- Stated goal:
Give the part of the material that runs from its start through the line containing "legend-label: wprtp_pr1 xyxy=(663,274,729,289)" as a JSON list of strings, one string per line, with blank lines left out.

Annotated element listings:

*-*-*

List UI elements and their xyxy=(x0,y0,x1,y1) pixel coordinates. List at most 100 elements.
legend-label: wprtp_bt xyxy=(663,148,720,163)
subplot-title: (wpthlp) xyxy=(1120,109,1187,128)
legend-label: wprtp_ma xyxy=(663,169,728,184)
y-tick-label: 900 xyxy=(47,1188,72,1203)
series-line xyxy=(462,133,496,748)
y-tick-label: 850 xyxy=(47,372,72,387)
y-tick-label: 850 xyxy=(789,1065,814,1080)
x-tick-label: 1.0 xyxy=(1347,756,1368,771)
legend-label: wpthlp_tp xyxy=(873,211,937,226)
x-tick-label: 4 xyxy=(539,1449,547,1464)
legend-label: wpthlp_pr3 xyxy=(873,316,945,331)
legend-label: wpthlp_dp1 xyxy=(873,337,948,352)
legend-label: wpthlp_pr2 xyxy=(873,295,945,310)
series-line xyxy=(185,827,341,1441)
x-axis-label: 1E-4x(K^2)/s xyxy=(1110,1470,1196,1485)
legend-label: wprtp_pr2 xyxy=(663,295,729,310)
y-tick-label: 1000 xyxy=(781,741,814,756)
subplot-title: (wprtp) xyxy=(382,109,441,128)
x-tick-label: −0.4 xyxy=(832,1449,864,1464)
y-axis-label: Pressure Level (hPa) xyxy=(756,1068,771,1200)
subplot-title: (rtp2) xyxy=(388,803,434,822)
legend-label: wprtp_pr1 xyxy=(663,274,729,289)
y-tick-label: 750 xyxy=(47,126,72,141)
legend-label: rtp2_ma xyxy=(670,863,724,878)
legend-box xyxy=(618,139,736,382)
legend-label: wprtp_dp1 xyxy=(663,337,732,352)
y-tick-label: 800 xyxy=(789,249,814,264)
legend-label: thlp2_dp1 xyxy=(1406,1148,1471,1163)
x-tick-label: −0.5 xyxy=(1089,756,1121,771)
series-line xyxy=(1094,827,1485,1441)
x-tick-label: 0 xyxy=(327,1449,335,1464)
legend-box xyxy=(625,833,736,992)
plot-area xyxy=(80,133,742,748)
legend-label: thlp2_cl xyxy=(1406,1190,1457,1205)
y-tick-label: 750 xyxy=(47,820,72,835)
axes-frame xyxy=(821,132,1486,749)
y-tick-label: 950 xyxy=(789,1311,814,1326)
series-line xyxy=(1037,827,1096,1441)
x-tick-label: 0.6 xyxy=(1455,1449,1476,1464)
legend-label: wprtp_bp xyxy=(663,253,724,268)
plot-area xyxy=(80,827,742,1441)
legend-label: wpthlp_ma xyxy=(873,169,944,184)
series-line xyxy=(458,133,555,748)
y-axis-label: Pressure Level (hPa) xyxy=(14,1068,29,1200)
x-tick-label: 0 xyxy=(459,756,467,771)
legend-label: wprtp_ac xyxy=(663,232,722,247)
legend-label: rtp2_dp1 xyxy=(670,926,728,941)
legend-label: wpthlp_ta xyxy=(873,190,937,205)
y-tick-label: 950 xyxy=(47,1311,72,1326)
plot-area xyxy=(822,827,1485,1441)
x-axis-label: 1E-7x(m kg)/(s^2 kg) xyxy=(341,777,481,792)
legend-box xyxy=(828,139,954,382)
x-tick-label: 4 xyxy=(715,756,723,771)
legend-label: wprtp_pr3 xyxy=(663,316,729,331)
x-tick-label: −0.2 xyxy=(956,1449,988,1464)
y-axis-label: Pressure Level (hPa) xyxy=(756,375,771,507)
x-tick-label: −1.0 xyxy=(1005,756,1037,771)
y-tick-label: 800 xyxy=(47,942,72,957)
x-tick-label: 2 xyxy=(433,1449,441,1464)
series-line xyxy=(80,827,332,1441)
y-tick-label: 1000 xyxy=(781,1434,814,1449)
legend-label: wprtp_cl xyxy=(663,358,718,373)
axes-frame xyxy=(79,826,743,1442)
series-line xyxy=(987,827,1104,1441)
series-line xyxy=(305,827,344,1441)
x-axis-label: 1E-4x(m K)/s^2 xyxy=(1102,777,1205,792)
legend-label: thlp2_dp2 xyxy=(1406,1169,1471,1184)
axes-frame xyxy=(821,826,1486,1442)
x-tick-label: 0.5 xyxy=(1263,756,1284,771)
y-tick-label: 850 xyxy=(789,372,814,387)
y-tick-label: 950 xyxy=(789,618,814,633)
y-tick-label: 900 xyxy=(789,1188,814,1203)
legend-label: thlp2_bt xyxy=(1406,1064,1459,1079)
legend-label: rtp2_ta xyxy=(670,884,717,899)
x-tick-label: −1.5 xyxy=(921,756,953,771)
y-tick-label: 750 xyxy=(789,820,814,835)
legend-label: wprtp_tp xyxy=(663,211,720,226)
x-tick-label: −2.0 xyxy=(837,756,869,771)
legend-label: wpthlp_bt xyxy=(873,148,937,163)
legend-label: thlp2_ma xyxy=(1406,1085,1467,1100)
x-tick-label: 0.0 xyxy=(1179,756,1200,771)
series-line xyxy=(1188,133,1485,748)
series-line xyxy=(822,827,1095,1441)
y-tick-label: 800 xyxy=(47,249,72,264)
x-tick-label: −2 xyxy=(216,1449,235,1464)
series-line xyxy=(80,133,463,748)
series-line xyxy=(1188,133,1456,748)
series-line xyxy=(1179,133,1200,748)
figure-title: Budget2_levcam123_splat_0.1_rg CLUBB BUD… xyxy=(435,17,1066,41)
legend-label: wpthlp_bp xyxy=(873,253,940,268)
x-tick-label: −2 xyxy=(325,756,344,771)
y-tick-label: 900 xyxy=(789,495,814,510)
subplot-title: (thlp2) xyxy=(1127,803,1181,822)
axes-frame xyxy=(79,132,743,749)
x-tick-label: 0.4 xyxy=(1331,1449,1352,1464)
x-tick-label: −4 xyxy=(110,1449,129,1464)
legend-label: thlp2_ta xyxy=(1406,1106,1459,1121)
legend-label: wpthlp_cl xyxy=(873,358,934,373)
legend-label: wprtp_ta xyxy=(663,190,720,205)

*-*-*

- Reply to the exercise:
[
  "List UI elements and their xyxy=(x0,y0,x1,y1) pixel coordinates. List at most 100 elements.",
  "legend-label: wprtp_bt xyxy=(663,148,720,163)",
  "subplot-title: (wpthlp) xyxy=(1120,109,1187,128)",
  "legend-label: wprtp_ma xyxy=(663,169,728,184)",
  "y-tick-label: 900 xyxy=(47,1188,72,1203)",
  "series-line xyxy=(462,133,496,748)",
  "y-tick-label: 850 xyxy=(47,372,72,387)",
  "y-tick-label: 850 xyxy=(789,1065,814,1080)",
  "x-tick-label: 1.0 xyxy=(1347,756,1368,771)",
  "legend-label: wpthlp_tp xyxy=(873,211,937,226)",
  "x-tick-label: 4 xyxy=(539,1449,547,1464)",
  "legend-label: wpthlp_pr3 xyxy=(873,316,945,331)",
  "legend-label: wpthlp_dp1 xyxy=(873,337,948,352)",
  "legend-label: wpthlp_pr2 xyxy=(873,295,945,310)",
  "series-line xyxy=(185,827,341,1441)",
  "x-axis-label: 1E-4x(K^2)/s xyxy=(1110,1470,1196,1485)",
  "legend-label: wprtp_pr2 xyxy=(663,295,729,310)",
  "y-tick-label: 1000 xyxy=(781,741,814,756)",
  "subplot-title: (wprtp) xyxy=(382,109,441,128)",
  "x-tick-label: −0.4 xyxy=(832,1449,864,1464)",
  "y-axis-label: Pressure Level (hPa) xyxy=(756,1068,771,1200)",
  "subplot-title: (rtp2) xyxy=(388,803,434,822)",
  "legend-label: wprtp_pr1 xyxy=(663,274,729,289)"
]